Data excerpts

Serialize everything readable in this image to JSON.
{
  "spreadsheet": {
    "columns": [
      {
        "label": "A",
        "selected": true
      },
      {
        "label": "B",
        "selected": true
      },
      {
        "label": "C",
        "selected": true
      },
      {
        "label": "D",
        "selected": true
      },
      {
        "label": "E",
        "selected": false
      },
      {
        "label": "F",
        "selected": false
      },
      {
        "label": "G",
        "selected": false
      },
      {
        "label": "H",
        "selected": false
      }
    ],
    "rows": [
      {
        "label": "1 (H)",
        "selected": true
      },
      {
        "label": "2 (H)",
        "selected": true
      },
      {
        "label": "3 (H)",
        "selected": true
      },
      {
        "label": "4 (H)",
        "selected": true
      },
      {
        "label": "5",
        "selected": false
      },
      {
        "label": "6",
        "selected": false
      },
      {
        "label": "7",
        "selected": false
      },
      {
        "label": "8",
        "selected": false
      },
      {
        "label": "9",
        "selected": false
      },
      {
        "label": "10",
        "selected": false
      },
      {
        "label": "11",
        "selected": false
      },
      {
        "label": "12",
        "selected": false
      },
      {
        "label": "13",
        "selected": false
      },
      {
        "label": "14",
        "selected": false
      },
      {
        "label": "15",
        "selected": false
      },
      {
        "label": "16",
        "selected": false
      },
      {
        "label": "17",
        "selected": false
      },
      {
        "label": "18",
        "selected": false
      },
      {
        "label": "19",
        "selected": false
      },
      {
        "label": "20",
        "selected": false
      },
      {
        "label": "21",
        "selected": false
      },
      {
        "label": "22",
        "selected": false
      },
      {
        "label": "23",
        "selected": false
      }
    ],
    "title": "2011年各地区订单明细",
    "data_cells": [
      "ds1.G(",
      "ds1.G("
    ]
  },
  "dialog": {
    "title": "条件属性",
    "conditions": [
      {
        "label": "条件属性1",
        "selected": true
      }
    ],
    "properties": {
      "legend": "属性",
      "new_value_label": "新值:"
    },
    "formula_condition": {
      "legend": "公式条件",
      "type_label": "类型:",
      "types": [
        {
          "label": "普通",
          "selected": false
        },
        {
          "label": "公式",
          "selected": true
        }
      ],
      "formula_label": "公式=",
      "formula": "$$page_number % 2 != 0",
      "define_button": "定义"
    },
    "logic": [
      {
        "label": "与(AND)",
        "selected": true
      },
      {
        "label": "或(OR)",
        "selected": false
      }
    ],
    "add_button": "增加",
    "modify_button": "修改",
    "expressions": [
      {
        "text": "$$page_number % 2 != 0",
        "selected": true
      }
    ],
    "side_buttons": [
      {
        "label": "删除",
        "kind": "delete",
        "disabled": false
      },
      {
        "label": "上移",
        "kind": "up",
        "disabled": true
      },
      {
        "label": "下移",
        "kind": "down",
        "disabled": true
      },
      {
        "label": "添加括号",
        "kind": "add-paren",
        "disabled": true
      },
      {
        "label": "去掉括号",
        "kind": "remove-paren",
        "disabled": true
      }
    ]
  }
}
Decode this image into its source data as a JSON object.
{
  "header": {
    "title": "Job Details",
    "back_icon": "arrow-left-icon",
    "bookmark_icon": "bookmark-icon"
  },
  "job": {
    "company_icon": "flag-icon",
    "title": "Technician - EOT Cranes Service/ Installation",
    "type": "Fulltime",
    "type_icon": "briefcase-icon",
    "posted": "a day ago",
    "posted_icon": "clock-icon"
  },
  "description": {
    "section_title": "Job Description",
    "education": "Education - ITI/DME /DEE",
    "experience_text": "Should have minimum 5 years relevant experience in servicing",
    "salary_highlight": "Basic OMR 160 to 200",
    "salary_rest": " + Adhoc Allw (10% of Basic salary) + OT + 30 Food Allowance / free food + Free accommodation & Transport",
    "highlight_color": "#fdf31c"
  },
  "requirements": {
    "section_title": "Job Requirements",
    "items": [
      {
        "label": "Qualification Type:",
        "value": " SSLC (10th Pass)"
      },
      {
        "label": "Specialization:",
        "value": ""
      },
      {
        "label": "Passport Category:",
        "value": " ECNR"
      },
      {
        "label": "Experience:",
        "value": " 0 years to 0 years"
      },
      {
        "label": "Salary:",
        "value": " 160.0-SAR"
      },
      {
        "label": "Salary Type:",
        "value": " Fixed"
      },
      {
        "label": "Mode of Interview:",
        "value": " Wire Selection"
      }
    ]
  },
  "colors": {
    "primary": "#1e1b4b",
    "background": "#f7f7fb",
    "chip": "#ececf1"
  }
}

> **What the task asks**: How many lines of the listing include the string "JSON"? Answer with the number alone.

> **Solution**: 2